### WORK TO BE COMPLETED
Retype the listing that follows, exactly as written.

* BEGIN SUPPLIED RECORDS *

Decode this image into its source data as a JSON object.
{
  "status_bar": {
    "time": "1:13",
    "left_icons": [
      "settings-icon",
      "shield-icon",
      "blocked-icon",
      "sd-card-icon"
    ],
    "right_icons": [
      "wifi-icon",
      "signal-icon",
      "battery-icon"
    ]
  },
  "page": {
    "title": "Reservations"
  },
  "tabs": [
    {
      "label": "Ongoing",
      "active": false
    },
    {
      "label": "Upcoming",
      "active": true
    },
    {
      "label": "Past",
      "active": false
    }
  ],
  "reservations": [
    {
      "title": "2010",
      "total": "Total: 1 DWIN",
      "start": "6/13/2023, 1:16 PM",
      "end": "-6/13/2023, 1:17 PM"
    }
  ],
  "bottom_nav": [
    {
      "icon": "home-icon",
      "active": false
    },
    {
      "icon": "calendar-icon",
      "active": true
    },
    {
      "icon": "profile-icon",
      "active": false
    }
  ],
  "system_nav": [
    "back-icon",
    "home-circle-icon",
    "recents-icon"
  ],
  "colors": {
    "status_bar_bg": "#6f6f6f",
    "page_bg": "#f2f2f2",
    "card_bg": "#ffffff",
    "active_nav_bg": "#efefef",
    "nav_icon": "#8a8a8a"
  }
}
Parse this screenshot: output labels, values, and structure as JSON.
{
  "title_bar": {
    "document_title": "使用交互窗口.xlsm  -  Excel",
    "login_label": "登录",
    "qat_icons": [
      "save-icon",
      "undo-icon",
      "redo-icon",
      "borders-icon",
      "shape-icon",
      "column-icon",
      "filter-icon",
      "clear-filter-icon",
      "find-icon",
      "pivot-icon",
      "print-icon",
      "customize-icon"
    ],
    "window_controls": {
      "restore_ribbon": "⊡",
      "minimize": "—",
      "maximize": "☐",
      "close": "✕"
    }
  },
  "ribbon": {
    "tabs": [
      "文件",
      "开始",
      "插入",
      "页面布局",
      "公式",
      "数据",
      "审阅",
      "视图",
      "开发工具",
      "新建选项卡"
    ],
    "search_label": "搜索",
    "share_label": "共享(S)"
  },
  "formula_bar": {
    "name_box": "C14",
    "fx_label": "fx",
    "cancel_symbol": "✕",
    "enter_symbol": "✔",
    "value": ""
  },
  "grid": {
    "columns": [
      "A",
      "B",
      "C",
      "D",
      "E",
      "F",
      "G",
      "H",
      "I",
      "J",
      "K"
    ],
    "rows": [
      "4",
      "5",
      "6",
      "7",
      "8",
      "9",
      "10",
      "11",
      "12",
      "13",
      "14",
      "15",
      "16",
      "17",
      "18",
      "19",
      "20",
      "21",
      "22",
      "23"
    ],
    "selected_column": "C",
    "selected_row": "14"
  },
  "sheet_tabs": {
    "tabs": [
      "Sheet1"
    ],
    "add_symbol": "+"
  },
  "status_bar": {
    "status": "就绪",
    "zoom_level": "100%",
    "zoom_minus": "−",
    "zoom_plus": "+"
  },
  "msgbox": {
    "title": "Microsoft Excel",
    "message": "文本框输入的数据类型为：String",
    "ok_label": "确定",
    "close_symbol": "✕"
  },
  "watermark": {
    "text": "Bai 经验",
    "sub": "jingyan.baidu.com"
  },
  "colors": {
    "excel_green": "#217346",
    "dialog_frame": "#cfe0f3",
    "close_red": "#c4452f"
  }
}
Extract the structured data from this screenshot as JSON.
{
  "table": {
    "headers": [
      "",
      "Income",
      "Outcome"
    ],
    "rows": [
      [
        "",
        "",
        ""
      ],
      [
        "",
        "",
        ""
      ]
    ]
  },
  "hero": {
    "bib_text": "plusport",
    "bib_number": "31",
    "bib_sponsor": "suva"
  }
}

* END SUPPLIED RECORDS *

### RESULT
Decode this image into its source data as a JSON object.
{
  "status_bar": {
    "time": "1:13",
    "left_icons": [
      "settings-icon",
      "shield-icon",
      "blocked-icon",
      "sd-card-icon"
    ],
    "right_icons": [
      "wifi-icon",
      "signal-icon",
      "battery-icon"
    ]
  },
  "page": {
    "title": "Reservations"
  },
  "tabs": [
    {
      "label": "Ongoing",
      "active": false
    },
    {
      "label": "Upcoming",
      "active": true
    },
    {
      "label": "Past",
      "active": false
    }
  ],
  "reservations": [
    {
      "title": "2010",
      "total": "Total: 1 DWIN",
      "start": "6/13/2023, 1:16 PM",
      "end": "-6/13/2023, 1:17 PM"
    }
  ],
  "bottom_nav": [
    {
      "icon": "home-icon",
      "active": false
    },
    {
      "icon": "calendar-icon",
      "active": true
    },
    {
      "icon": "profile-icon",
      "active": false
    }
  ],
  "system_nav": [
    "back-icon",
    "home-circle-icon",
    "recents-icon"
  ],
  "colors": {
    "status_bar_bg": "#6f6f6f",
    "page_bg": "#f2f2f2",
    "card_bg": "#ffffff",
    "active_nav_bg": "#efefef",
    "nav_icon": "#8a8a8a"
  }
}
Parse this screenshot: output labels, values, and structure as JSON.
{
  "title_bar": {
    "document_title": "使用交互窗口.xlsm  -  Excel",
    "login_label": "登录",
    "qat_icons": [
      "save-icon",
      "undo-icon",
      "redo-icon",
      "borders-icon",
      "shape-icon",
      "column-icon",
      "filter-icon",
      "clear-filter-icon",
      "find-icon",
      "pivot-icon",
      "print-icon",
      "customize-icon"
    ],
    "window_controls": {
      "restore_ribbon": "⊡",
      "minimize": "—",
      "maximize": "☐",
      "close": "✕"
    }
  },
  "ribbon": {
    "tabs": [
      "文件",
      "开始",
      "插入",
      "页面布局",
      "公式",
      "数据",
      "审阅",
      "视图",
      "开发工具",
      "新建选项卡"
    ],
    "search_label": "搜索",
    "share_label": "共享(S)"
  },
  "formula_bar": {
    "name_box": "C14",
    "fx_label": "fx",
    "cancel_symbol": "✕",
    "enter_symbol": "✔",
    "value": ""
  },
  "grid": {
    "columns": [
      "A",
      "B",
      "C",
      "D",
      "E",
      "F",
      "G",
      "H",
      "I",
      "J",
      "K"
    ],
    "rows": [
      "4",
      "5",
      "6",
      "7",
      "8",
      "9",
      "10",
      "11",
      "12",
      "13",
      "14",
      "15",
      "16",
      "17",
      "18",
      "19",
      "20",
      "21",
      "22",
      "23"
    ],
    "selected_column": "C",
    "selected_row": "14"
  },
  "sheet_tabs": {
    "tabs": [
      "Sheet1"
    ],
    "add_symbol": "+"
  },
  "status_bar": {
    "status": "就绪",
    "zoom_level": "100%",
    "zoom_minus": "−",
    "zoom_plus": "+"
  },
  "msgbox": {
    "title": "Microsoft Excel",
    "message": "文本框输入的数据类型为：String",
    "ok_label": "确定",
    "close_symbol": "✕"
  },
  "watermark": {
    "text": "Bai 经验",
    "sub": "jingyan.baidu.com"
  },
  "colors": {
    "excel_green": "#217346",
    "dialog_frame": "#cfe0f3",
    "close_red": "#c4452f"
  }
}
Extract the structured data from this screenshot as JSON.
{
  "table": {
    "headers": [
      "",
      "Income",
      "Outcome"
    ],
    "rows": [
      [
        "",
        "",
        ""
      ],
      [
        "",
        "",
        ""
      ]
    ]
  },
  "hero": {
    "bib_text": "plusport",
    "bib_number": "31",
    "bib_sponsor": "suva"
  }
}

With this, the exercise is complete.